- _Excerpted data_:

──────

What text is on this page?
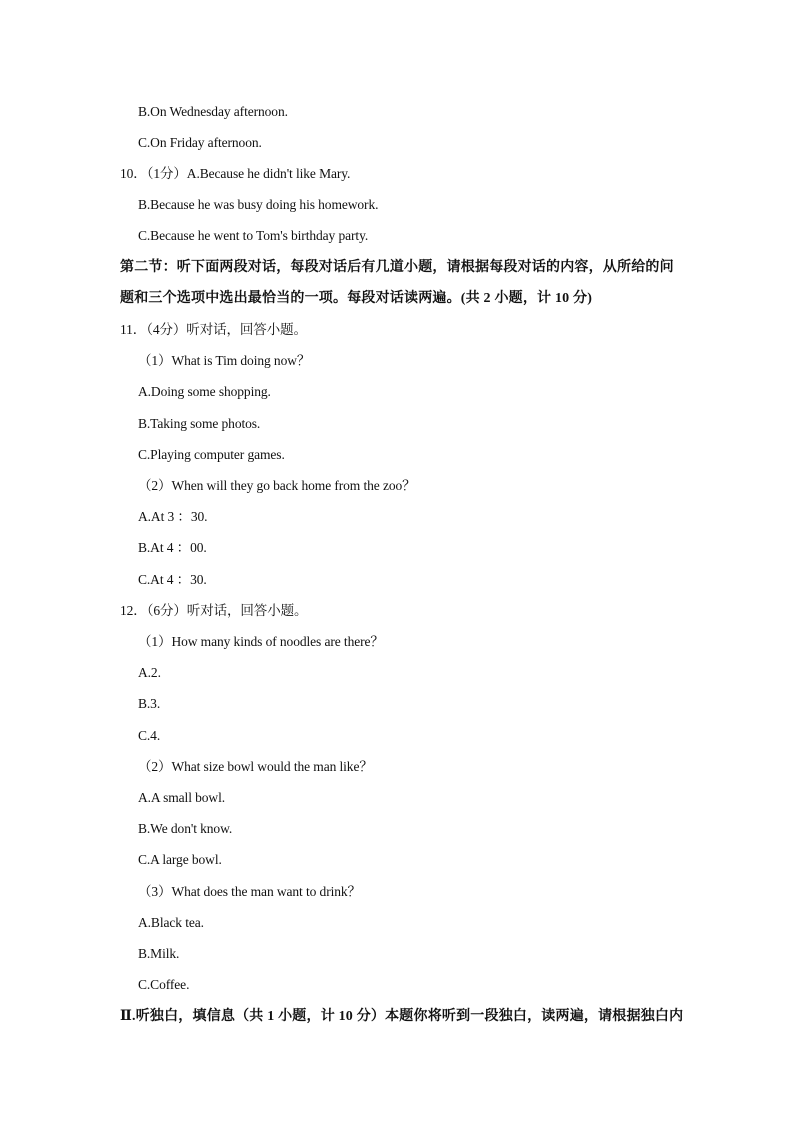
B.On Wednesday afternoon.
C.On Friday afternoon.
10．（1分）A.Because he didn't like Mary.
B.Because he was busy doing his homework.
C.Because he went to Tom's birthday party.
第二节：听下面两段对话，每段对话后有几道小题，请根据每段对话的内容，从所给的问
题和三个选项中选出最恰当的一项。每段对话读两遍。(共 2 小题，计 10 分)
11．（4分）听对话，回答小题。
（1）What is Tim doing now？
A.Doing some shopping.
B.Taking some photos.
C.Playing computer games.
（2）When will they go back home from the zoo？
A.At 3 ：30.
B.At 4 ：00.
C.At 4 ：30.
12．（6分）听对话，回答小题。
（1）How many kinds of noodles are there？
A.2.
B.3.
C.4.
（2）What size bowl would the man like？
A.A small bowl.
B.We don't know.
C.A large bowl.
（3）What does the man want to drink？
A.Black tea.
B.Milk.
C.Coffee.
Ⅱ.听独白，填信息（共 1 小题，计 10 分）本题你将听到一段独白，读两遍，请根据独白内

──────

- _Task statement_: Exclude the images and reproduce the remaining data exactly.

- _Answer in full_:
What text is on this page?
B.On Wednesday afternoon.
C.On Friday afternoon.
10．（1分）A.Because he didn't like Mary.
B.Because he was busy doing his homework.
C.Because he went to Tom's birthday party.
第二节：听下面两段对话，每段对话后有几道小题，请根据每段对话的内容，从所给的问
题和三个选项中选出最恰当的一项。每段对话读两遍。(共 2 小题，计 10 分)
11．（4分）听对话，回答小题。
（1）What is Tim doing now？
A.Doing some shopping.
B.Taking some photos.
C.Playing computer games.
（2）When will they go back home from the zoo？
A.At 3 ：30.
B.At 4 ：00.
C.At 4 ：30.
12．（6分）听对话，回答小题。
（1）How many kinds of noodles are there？
A.2.
B.3.
C.4.
（2）What size bowl would the man like？
A.A small bowl.
B.We don't know.
C.A large bowl.
（3）What does the man want to drink？
A.Black tea.
B.Milk.
C.Coffee.
Ⅱ.听独白，填信息（共 1 小题，计 10 分）本题你将听到一段独白，读两遍，请根据独白内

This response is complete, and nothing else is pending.